→ EXERCISE:
Wherever the word "市営住宅は" appears in a line, extract that line.

-- begin --

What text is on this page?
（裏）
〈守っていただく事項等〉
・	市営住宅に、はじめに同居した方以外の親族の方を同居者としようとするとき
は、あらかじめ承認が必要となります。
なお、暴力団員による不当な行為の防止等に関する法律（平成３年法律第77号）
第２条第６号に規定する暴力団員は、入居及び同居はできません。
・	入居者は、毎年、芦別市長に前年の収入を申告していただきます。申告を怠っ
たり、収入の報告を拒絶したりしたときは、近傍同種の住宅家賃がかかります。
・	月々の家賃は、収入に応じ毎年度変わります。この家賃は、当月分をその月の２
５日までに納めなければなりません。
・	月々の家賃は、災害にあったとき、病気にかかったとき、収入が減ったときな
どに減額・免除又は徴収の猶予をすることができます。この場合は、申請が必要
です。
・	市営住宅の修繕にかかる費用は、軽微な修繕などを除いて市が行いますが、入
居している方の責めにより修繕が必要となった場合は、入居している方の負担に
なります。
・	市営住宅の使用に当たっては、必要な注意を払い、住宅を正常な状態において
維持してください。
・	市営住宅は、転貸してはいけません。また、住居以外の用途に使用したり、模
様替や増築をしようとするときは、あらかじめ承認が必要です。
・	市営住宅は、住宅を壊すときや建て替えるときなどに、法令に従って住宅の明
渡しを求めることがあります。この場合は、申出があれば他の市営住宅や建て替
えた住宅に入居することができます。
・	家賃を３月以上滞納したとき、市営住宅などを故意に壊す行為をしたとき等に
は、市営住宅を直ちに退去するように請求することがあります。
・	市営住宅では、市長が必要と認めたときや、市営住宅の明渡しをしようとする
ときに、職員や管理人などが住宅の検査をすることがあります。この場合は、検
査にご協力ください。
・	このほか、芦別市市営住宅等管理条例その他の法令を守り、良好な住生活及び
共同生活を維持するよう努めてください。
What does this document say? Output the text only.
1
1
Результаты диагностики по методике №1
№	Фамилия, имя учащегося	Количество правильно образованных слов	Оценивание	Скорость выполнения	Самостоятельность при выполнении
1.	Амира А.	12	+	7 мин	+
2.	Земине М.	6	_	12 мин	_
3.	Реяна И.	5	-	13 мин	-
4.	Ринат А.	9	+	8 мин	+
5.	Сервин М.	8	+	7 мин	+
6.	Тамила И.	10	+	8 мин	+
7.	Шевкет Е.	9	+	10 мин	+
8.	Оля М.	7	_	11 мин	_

-- end --

→ RESULT OF THE EXERCISE:
・	市営住宅は、転貸してはいけません。また、住居以外の用途に使用したり、模
・	市営住宅は、住宅を壊すときや建て替えるときなどに、法令に従って住宅の明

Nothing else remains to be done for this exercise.